Find each line containing the string "ffffff" and return it.

_SUPPLIED ENTRIES_:
= = = = =
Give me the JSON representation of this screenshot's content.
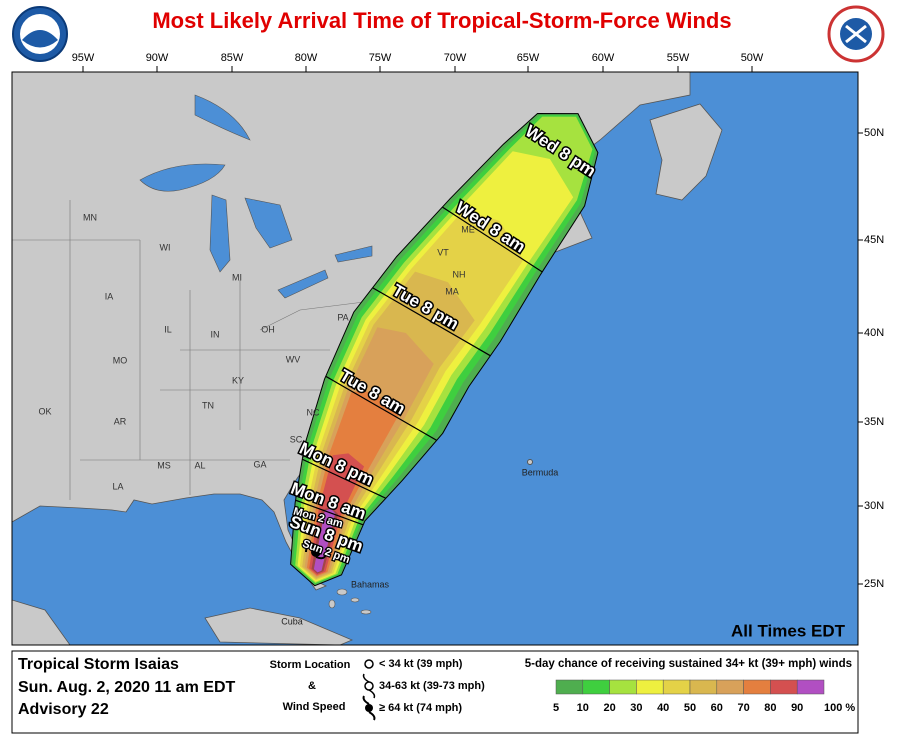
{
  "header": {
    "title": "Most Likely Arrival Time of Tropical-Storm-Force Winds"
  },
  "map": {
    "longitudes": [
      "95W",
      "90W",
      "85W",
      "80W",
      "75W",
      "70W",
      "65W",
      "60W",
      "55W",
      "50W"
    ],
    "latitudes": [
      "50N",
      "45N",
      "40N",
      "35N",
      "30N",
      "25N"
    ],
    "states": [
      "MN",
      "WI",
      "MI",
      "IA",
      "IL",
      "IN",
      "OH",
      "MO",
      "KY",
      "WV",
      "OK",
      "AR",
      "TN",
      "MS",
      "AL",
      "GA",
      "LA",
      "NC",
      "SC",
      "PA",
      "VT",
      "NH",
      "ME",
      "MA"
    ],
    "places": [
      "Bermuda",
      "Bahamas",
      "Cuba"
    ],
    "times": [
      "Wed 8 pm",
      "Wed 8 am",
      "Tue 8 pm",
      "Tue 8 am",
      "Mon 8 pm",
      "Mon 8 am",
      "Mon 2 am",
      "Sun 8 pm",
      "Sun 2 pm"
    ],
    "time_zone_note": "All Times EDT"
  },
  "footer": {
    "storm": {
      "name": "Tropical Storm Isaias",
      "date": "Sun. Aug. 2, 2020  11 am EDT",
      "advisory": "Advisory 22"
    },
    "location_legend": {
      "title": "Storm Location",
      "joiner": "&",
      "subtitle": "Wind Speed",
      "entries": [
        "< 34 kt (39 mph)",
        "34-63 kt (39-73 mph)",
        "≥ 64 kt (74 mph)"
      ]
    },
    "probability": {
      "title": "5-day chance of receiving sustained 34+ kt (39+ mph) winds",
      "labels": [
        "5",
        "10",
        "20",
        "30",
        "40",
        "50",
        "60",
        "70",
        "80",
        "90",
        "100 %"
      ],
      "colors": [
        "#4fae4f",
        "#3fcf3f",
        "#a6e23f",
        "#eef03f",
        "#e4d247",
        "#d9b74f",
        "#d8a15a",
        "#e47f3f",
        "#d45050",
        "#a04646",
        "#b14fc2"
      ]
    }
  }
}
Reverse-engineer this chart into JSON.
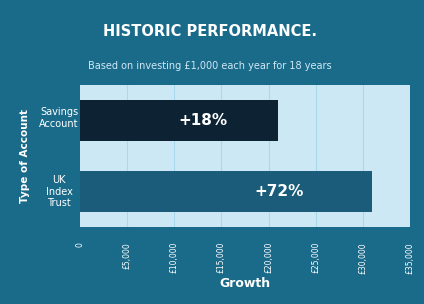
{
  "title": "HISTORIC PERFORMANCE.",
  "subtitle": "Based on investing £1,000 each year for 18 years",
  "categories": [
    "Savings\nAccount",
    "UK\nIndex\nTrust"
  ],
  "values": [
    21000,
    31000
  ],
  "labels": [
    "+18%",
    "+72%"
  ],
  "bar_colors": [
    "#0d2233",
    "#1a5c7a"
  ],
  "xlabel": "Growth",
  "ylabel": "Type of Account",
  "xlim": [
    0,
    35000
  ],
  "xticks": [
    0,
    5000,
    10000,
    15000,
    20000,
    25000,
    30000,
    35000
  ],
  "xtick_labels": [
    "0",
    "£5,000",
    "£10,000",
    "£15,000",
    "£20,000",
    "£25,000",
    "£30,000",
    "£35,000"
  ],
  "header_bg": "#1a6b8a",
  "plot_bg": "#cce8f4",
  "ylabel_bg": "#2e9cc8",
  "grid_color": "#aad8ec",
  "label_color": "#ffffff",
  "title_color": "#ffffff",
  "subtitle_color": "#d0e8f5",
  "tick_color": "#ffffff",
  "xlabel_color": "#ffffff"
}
= = = = =
_RESPONSE FOR THIS EXERCISE_:
  "label_color": "#ffffff",
  "title_color": "#ffffff",
  "tick_color": "#ffffff",
  "xlabel_color": "#ffffff"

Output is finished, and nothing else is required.